WHAT IS ASKED —
In the data below, find every line that has the string "name", and copy it.

MATERIAL FOR THIS TASK —
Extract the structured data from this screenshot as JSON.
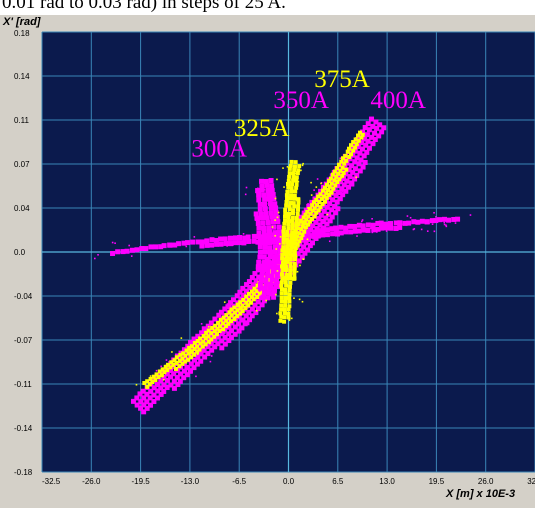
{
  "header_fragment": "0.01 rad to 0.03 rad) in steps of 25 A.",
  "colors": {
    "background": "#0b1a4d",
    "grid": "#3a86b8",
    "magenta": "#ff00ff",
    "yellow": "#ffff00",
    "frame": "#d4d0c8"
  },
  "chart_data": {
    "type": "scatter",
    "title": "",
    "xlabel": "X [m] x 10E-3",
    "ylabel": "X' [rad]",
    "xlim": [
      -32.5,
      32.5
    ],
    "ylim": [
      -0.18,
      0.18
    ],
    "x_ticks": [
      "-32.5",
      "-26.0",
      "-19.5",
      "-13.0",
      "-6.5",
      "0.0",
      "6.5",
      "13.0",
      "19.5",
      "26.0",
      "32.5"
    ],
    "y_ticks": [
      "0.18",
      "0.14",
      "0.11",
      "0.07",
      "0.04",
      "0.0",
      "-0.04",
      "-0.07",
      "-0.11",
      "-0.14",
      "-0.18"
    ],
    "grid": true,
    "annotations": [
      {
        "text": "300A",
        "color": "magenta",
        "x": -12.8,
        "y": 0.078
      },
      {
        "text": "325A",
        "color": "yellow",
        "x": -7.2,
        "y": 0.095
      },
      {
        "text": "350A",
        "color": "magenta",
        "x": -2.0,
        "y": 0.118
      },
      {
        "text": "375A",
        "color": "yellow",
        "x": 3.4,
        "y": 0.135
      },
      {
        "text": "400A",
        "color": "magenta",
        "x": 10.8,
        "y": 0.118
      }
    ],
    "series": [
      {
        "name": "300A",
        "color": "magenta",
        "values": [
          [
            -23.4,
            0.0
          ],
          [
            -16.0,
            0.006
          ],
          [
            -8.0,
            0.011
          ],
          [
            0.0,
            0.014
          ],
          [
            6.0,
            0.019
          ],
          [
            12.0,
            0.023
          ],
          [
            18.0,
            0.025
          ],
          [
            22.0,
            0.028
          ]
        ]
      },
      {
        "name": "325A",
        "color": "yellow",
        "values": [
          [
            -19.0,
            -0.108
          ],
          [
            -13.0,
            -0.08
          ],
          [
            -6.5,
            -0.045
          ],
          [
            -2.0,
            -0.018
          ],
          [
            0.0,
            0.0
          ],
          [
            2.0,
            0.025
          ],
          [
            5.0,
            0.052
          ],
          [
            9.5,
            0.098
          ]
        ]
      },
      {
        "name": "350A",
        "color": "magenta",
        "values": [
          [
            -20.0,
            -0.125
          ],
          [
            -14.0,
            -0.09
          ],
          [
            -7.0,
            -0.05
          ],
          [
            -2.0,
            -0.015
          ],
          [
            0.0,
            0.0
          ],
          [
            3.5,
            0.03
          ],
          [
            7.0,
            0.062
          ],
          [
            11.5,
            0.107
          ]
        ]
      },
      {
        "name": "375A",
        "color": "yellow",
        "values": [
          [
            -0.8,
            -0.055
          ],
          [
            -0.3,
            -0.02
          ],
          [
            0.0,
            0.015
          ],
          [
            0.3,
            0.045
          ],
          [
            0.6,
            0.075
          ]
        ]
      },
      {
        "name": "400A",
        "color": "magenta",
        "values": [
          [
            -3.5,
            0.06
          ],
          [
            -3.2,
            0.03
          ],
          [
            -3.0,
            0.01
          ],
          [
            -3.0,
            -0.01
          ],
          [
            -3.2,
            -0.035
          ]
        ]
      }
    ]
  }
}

OUTPUT BELOW —
        "name": "300A",
        "name": "325A",
        "name": "350A",
        "name": "375A",
        "name": "400A",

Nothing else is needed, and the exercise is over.